Text block ::
---
Cybersecurity is a top consideration for today’s credit unions, and for good reason. Research has estimated that in 93% of cases, an external attacker can breach an organization's network perimeter and gain access to local network resources. At the same time, only 50% of small- and mid-sized businesses (the heavily targeted category of many credit unions) have a cybersecurity plan in place. Risks continue to rise and evolve every day, making proactive mitigation and issues planning that much more critical.
Take, for instance, robot networks (botnets). A botnet is a network of hijacked devices running one or multiple strings of infected software to imitate human activity, steal data, or send spam messages and emails. Botnets present a serious threat to company security, as they usually exist at scale and can include millions of hard-to-detect, human-like bots.
At the direction of a malicious party, botnets can carry out criminal actions that range from overwhelming a server and rendering services temporarily unavailable via a distributed denial-of-service (DDoS) attack, to phishing and theft of consumer financial information. Botnets can also take over an entire company system, including assets, by impersonating legitimate accountholders as part of a credential stuffing attack, through which criminals can simultaneously check hundreds of thousands of credential combinations across websites.
These attacks can disrupt credit union operations and halt services provided to members. They can also have serious legal, reputational, and financial implications. In response to these growing risks, credit unions can turn to centralized, integrated, and real-time cybersecurity solutions.
Cyber criminals increasingly are leveraging automation to carry out cyberattacks at a vast scale. For credit unions tasked with safeguarding important consumer financial information, one of these botnet-induced data breaches could have disastrous impacts.
Many credit unions pride themselves on their sense of community and relationships with their member base. As a result, education must be a critical component of their cyber strategy. Credit unions should look to provide educational materials or trainings to employees and members. One example is educating members on the warning signs of threats such as phishing attacks—which could include emails that are urgent, request sensitive information, are from an unusual or unknown sender, include suspicious attachments, or have mismatched information.
Through education, the credit union can give members the ability and confidence to detect and avoid malicious interactions with other people and businesses, helping ensure that the entire community is safer. Any connected individual, whether an employee or member, is a company’s first line of defense against cyber threats and could unknowingly provide a bad actor access to the company’s server.
An increasing number of credit unions are seeking out malicious parties on the dark web—where criminal cyberattacks often start. Financial institutions have invested resources to scour the dark web, find impersonations of their user credentials, and leverage cybersecurity services to stop them in their tracks.
---
Activity 1 ::
Using the passage on credit union cybersecurity, decide whether each statement below agrees with it. Answer yes or no for each, and quote the deciding words.
(a) Research estimates that an external attacker can get through an organization's network perimeter in 93% of cases.
(b) Most small- and mid-sized businesses have a cybersecurity plan in place.
(c) In a credential stuffing attack, criminals can check hundreds of thousands of credential combinations across websites at the same time.
Activity 2 :: List every warning sign of a phishing attack that the passage on credit union cybersecurity names.
Activity 3 :: Write the next part of the passage on credit union cybersecurity, picking up after its final sentence.

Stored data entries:
---
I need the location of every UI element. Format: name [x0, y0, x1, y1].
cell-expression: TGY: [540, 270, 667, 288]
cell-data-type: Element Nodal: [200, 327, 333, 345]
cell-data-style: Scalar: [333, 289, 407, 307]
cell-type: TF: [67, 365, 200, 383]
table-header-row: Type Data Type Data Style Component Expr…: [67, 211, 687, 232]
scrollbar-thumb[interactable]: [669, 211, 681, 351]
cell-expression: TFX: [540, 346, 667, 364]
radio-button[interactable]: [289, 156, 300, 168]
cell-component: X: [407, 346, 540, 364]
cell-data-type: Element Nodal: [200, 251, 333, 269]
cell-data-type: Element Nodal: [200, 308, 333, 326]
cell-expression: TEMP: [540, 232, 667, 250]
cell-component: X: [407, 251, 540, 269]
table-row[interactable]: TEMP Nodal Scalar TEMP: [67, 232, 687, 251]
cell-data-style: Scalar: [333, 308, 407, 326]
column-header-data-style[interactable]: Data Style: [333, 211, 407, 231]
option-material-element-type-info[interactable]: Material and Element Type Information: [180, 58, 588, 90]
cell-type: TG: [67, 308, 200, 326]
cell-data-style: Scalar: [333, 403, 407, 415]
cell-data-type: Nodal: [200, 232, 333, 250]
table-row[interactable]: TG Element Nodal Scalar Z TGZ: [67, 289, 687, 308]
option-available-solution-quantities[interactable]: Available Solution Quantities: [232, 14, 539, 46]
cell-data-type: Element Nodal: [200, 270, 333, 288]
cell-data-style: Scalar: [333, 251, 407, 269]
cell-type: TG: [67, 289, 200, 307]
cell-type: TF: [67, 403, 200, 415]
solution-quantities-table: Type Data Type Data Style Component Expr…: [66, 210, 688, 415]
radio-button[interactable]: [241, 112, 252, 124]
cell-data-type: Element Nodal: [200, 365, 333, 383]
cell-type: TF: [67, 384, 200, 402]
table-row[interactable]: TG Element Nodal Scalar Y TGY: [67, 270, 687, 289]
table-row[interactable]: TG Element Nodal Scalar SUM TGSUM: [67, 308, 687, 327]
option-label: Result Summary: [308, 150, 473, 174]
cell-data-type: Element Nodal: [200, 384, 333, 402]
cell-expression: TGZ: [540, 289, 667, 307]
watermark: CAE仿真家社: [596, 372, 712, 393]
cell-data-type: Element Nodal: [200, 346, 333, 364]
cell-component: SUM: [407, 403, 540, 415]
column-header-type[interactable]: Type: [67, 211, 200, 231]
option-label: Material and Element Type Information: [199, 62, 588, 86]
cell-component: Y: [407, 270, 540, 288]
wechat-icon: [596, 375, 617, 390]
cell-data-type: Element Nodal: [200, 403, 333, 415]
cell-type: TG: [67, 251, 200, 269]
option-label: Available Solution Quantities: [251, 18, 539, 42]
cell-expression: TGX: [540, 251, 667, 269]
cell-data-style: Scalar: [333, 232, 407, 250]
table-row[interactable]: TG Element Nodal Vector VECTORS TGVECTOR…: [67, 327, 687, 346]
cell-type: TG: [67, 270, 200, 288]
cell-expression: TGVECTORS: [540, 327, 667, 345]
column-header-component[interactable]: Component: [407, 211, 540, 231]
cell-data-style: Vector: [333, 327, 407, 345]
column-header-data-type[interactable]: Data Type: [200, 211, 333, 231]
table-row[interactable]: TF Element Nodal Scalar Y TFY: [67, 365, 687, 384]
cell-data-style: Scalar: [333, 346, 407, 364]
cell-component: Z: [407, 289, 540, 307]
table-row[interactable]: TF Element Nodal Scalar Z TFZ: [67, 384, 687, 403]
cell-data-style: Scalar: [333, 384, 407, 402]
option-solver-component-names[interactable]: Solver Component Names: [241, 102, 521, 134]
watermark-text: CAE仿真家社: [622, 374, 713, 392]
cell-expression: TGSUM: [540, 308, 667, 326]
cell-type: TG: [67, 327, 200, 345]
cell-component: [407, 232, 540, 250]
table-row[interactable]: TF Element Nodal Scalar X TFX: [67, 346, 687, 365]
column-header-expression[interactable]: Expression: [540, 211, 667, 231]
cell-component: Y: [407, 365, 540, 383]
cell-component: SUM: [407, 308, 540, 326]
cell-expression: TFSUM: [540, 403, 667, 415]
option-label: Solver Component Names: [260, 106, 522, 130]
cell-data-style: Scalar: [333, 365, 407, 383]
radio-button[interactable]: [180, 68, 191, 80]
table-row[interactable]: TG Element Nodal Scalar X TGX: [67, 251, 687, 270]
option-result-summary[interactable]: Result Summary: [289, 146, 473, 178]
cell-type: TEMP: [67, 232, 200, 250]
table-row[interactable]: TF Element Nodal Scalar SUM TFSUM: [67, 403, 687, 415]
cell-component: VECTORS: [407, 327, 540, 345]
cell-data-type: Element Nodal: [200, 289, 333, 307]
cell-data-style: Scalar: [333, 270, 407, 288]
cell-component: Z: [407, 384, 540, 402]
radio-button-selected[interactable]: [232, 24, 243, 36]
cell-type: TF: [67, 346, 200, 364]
---
Answer box 1 ::
(a) Yes: "in 93% of cases, an external attacker can breach an organization's network perimeter and gain access to local network resources"
(b) No: "only 50% of small- and mid-sized businesses (the heavily targeted category of many credit unions) have a cybersecurity plan in place"
(c) Yes: "criminals can simultaneously check hundreds of thousands of credential combinations across websites"

Answer box 2 ::
- Emails that are urgent
- Emails that request sensitive information
- Emails from an unusual or unknown sender
- Emails that include suspicious attachments
- Emails that have mismatched information

Answer box 3 ::
Credit unions are reducing the sharing of usernames and passwords by adopting solutions that offer safe, credential-less logins, such as multifactor and multistep authentication, as well as suspicious pattern or activity detection. The latter includes the ability to understand user behavior over time; from where and when users traditionally log in, to what devices they typically use. Through this data collection and analysis, credit unions can determine when criminals may be operating with stolen credentials versus what is typical and valid user behavior.
While robust cybersecurity practices may seem daunting, credit unions don’t have to go it alone. Credit unions should look for a specialized partner who can easily integrate into their existing infrastructure and develop custom-fit solutions. For instance, many credit unions only have access to a small glimpse of account behavior. But by partnering with an organization that has expanded visibility across a broad swath of services, all parties can collaborate to corroborate account and user activity, and ultimately minimize related cyber risk exposures.
Additionally, credit unions should invest in their own cyber infrastructure. Budget and personnel resourcing are often significant obstacles, but these are not the only pieces of the puzzle. Credit unions can also focus on reducing and automating tedious tasks to create efficiencies in cyber issue diagnosis and improve skilled talent retention. By making sure that the right systems and teams are in place, credit unions can ensure they are prepared for a cyberattack.
As cybersecurity threats become more varied and sophisticated, implementing equally robust and sophisticated solutions and adopting behaviors that can mitigate risks can help protect credit unions and their communities from potential threats.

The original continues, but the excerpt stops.